** start of Dataset rows **
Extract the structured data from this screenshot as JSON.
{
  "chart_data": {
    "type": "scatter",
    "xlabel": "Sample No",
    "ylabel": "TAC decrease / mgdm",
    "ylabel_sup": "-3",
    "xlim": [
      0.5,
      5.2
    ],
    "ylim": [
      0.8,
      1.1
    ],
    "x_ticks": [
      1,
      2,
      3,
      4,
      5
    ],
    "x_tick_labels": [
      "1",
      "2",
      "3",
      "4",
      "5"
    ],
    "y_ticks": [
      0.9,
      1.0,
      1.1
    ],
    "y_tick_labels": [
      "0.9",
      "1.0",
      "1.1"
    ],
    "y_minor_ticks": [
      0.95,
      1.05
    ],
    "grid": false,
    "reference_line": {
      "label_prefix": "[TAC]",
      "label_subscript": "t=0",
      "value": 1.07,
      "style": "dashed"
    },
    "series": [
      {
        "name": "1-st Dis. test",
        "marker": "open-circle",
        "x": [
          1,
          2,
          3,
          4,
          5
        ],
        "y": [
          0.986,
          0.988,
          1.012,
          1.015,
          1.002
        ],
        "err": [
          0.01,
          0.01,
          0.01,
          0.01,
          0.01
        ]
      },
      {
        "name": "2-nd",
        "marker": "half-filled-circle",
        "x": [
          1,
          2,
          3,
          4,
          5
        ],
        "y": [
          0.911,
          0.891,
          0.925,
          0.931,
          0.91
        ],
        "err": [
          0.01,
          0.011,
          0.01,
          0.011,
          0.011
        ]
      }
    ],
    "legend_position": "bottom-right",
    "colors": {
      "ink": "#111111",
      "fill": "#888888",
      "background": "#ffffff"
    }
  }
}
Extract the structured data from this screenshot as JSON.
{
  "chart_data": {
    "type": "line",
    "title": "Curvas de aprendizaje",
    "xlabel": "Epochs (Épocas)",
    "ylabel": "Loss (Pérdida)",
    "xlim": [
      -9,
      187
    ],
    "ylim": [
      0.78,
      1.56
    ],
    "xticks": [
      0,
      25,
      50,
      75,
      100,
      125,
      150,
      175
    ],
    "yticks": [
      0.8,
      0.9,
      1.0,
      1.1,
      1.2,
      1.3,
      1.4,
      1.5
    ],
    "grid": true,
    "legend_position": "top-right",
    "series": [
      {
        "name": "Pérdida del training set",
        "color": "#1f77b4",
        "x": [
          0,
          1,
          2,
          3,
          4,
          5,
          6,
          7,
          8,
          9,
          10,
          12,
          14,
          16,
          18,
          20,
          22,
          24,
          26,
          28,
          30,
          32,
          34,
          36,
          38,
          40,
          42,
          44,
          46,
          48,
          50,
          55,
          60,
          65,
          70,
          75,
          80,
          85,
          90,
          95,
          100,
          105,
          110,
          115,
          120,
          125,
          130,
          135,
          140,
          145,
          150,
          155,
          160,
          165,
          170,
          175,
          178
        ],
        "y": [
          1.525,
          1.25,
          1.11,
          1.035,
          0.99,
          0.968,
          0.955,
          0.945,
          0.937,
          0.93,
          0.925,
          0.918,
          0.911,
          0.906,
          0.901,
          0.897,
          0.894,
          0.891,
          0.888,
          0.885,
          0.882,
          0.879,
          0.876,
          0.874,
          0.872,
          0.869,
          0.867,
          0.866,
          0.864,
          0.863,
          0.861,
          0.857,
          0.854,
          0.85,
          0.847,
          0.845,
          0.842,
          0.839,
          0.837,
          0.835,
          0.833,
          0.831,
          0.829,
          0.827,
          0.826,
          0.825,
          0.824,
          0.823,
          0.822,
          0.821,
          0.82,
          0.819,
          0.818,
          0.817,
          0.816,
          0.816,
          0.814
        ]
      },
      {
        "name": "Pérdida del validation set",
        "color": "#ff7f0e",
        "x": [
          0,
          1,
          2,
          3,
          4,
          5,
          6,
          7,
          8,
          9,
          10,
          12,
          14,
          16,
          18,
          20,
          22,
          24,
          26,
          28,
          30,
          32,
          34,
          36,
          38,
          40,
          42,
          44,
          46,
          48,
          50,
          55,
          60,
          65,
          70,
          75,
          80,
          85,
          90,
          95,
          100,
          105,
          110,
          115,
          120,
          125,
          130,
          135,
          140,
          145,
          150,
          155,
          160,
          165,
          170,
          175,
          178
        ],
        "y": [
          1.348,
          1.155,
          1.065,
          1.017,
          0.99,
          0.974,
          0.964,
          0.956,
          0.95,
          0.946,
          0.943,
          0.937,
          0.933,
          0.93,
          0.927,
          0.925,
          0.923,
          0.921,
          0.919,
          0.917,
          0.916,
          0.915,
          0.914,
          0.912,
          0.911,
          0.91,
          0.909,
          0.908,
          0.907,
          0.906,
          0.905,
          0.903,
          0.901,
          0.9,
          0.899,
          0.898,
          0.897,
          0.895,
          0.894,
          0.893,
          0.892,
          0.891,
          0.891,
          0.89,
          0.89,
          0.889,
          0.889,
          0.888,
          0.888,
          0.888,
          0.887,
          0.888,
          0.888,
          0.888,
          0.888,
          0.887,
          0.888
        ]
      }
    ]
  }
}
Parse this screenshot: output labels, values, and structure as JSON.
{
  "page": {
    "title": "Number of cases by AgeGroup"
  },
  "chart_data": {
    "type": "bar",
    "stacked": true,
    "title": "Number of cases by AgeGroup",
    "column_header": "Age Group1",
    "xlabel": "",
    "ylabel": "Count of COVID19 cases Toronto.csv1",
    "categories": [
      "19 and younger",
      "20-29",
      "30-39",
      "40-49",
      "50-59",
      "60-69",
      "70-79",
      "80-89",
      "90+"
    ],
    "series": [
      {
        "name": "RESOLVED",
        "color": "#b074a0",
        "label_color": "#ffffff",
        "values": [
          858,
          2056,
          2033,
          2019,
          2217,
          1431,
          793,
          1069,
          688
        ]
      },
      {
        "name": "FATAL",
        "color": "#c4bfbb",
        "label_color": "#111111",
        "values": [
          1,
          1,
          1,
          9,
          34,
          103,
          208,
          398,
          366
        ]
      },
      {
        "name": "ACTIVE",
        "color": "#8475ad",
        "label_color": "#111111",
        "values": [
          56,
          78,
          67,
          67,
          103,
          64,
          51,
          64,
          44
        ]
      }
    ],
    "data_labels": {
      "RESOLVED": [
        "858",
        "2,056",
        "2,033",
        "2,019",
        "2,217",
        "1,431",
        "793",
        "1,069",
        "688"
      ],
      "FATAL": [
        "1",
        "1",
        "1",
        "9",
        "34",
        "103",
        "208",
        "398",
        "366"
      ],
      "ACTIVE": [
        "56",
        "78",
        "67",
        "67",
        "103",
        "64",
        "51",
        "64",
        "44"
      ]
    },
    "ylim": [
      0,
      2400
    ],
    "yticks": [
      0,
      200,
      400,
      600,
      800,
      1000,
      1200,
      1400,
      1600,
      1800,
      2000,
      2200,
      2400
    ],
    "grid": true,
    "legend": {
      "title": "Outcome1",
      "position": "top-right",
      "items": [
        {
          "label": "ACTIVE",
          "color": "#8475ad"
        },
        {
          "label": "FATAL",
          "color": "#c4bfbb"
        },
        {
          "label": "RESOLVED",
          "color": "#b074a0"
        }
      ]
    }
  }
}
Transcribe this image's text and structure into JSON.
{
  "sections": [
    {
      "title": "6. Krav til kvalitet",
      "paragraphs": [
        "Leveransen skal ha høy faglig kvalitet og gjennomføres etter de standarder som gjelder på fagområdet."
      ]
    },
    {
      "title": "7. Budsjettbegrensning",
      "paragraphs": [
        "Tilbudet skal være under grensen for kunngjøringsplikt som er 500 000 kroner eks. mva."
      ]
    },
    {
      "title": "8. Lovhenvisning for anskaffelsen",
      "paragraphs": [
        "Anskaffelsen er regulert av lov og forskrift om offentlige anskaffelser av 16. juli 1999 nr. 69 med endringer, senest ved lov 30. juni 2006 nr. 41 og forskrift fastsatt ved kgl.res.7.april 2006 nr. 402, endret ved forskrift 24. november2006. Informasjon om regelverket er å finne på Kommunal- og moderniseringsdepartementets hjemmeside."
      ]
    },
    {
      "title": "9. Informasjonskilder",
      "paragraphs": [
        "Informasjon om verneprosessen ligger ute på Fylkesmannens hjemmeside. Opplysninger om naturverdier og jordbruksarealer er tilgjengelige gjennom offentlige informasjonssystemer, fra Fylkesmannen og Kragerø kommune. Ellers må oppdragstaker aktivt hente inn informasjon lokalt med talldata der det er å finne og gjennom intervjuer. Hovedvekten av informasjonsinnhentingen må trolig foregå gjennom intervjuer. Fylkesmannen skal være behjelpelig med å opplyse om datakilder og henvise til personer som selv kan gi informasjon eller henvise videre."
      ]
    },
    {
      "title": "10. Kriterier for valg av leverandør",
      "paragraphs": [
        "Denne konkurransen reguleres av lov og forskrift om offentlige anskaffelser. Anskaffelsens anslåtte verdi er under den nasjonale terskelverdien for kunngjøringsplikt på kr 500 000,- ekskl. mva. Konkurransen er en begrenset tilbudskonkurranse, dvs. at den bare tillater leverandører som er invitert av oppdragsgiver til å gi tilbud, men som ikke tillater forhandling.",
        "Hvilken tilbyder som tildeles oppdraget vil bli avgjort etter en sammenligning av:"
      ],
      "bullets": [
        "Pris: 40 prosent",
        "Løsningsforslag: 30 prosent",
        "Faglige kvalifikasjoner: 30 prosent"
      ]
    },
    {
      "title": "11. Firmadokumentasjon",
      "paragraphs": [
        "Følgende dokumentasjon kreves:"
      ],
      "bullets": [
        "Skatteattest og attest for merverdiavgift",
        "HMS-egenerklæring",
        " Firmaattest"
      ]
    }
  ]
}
** end of Dataset rows **
■ What is being asked
Check each line of the material above for "skal" and say how many lines contain it, giving the number alone.

■ Response to this exercise
3